| What is required |
Select every line containing the word "spiral" from the material, and copy those lines.
************
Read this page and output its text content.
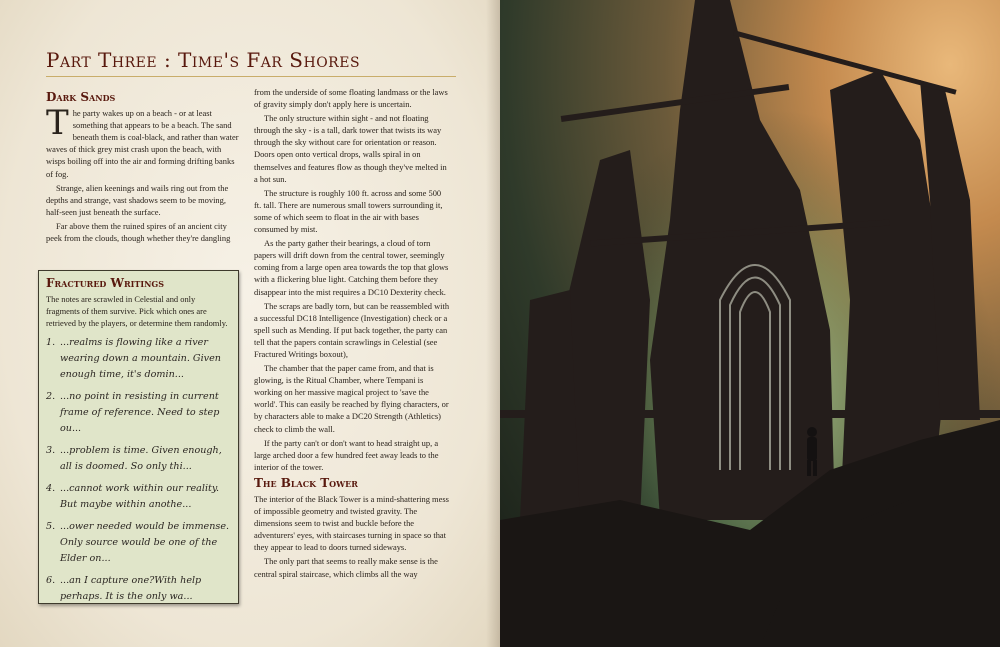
Part Three : Time's Far Shores
Dark Sands

The party wakes up on a beach - or at least something that appears to be a beach. The sand beneath them is coal-black, and rather than water waves of thick grey mist crash upon the beach, with wisps boiling off into the air and forming drifting banks of fog.

Strange, alien keenings and wails ring out from the depths and strange, vast shadows seem to be moving, half-seen just beneath the surface.

Far above them the ruined spires of an ancient city peek from the clouds, though whether they're dangling

Fractured Writings

The notes are scrawled in Celestial and only fragments of them survive. Pick which ones are retrieved by the players, or determine them randomly.

1. ...realms is flowing like a river wearing down a mountain. Given enough time, it's domin...
2. ...no point in resisting in current frame of reference. Need to step ou...
3. ...problem is time. Given enough, all is doomed. So only thi...
4. ...cannot work within our reality. But maybe within anothe...
5. ...ower needed would be immense. Only source would be one of the Elder on...
6. ...an I capture one?With help perhaps. It is the only wa...

from the underside of some floating landmass or the laws of gravity simply don't apply here is uncertain.

The only structure within sight - and not floating through the sky - is a tall, dark tower that twists its way through the sky without care for orientation or reason. Doors open onto vertical drops, walls spiral in on themselves and features flow as though they've melted in a hot sun.

The structure is roughly 100 ft. across and some 500 ft. tall. There are numerous small towers surrounding it, some of which seem to float in the air with bases consumed by mist.

As the party gather their bearings, a cloud of torn papers will drift down from the central tower, seemingly coming from a large open area towards the top that glows with a flickering blue light. Catching them before they disappear into the mist requires a DC10 Dexterity check.

The scraps are badly torn, but can be reassembled with a successful DC18 Intelligence (Investigation) check or a spell such as Mending. If put back together, the party can tell that the papers contain scrawlings in Celestial (see Fractured Writings boxout),

The chamber that the paper came from, and that is glowing, is the Ritual Chamber, where Tempani is working on her massive magical project to 'save the world'. This can easily be reached by flying characters, or by characters able to make a DC20 Strength (Athletics) check to climb the wall.

If the party can't or don't want to head straight up, a large arched door a few hundred feet away leads to the interior of the tower.

The Black Tower

The interior of the Black Tower is a mind-shattering mess of impossible geometry and twisted gravity. The dimensions seem to twist and buckle before the adventurers' eyes, with staircases turning in space so that they appear to lead to doors turned sideways.

The only part that seems to really make sense is the central spiral staircase, which climbs all the way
************
| Output |
The only structure within sight - and not floating through the sky - is a tall, dark tower that twists its way through the sky without care for orientation or reason. Doors open onto vertical drops, walls spiral in on themselves and features flow as though they've melted in a hot sun.
The only part that seems to really make sense is the central spiral staircase, which climbs all the way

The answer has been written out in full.